Gather, from the data below, each line in which the word "text" occurs.

**Entries provided**

--- start ---

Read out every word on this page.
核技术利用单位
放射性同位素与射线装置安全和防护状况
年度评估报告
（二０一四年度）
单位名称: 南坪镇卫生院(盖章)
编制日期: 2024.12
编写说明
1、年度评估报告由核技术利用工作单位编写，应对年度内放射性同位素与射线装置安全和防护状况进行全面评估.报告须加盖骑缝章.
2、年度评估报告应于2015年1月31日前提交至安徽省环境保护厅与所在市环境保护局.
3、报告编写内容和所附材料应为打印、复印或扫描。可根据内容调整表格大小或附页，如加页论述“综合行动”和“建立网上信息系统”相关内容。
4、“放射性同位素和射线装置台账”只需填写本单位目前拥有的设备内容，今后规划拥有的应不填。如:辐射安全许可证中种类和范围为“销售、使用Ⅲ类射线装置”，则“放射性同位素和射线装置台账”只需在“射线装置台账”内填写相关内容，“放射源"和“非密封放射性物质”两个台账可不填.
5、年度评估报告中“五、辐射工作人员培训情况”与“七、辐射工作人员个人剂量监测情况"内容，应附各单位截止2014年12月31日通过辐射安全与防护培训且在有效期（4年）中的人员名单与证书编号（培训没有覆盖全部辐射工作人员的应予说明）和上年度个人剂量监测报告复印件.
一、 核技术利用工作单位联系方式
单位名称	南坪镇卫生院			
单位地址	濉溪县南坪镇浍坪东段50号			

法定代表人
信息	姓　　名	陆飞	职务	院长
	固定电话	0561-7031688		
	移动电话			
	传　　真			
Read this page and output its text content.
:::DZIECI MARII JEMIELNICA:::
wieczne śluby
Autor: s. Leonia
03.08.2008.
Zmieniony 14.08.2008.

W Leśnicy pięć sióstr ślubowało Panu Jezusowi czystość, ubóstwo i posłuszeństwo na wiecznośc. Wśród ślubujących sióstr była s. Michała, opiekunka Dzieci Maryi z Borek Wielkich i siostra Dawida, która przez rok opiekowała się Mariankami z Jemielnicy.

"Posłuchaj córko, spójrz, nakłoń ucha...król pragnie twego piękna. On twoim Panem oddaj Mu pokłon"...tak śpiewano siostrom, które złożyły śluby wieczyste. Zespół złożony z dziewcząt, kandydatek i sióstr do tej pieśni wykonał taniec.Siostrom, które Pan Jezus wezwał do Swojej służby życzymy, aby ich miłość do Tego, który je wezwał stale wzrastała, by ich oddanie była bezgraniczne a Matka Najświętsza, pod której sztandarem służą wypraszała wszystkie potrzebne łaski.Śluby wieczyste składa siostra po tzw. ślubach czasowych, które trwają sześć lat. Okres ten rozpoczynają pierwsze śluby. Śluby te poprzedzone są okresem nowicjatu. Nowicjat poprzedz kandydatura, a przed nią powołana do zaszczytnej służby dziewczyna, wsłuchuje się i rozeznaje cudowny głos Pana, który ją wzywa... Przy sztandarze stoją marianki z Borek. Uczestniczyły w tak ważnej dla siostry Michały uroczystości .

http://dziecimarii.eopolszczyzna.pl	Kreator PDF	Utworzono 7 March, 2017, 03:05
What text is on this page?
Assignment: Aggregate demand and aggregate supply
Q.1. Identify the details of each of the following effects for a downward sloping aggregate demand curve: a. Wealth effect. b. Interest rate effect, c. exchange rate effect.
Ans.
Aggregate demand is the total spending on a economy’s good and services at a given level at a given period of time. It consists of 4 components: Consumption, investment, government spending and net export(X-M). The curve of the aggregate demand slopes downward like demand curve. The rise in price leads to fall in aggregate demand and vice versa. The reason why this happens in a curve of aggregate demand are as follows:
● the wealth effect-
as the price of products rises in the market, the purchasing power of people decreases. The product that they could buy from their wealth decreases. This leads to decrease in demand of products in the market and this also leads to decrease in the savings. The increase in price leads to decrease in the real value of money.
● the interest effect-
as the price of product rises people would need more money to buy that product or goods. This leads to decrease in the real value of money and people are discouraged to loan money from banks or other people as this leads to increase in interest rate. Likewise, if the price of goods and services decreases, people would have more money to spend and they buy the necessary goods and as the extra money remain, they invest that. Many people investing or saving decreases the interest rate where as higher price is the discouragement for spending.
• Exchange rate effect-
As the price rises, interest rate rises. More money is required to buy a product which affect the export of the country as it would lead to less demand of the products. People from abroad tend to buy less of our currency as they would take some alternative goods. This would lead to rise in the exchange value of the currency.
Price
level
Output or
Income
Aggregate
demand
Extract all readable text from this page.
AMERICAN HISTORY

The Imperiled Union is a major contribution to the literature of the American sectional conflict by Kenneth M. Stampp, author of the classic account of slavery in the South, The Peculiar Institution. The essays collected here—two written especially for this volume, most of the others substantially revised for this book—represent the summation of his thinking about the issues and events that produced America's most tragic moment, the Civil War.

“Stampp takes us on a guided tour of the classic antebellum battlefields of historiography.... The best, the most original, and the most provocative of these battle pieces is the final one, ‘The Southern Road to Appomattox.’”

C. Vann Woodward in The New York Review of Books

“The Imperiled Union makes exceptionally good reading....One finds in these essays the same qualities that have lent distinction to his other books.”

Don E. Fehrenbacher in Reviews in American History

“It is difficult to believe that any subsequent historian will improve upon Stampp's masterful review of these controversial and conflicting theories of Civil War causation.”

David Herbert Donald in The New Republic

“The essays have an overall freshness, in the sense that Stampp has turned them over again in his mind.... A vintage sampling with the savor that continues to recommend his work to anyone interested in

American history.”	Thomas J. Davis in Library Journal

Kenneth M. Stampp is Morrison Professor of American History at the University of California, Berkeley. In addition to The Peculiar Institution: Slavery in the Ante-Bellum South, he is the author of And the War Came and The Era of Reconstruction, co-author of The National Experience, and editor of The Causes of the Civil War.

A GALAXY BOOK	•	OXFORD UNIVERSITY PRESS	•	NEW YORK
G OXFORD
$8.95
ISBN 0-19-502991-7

--- end ---

**The answer**
Read this page and output its text content.
What text is on this page?
Extract all readable text from this page.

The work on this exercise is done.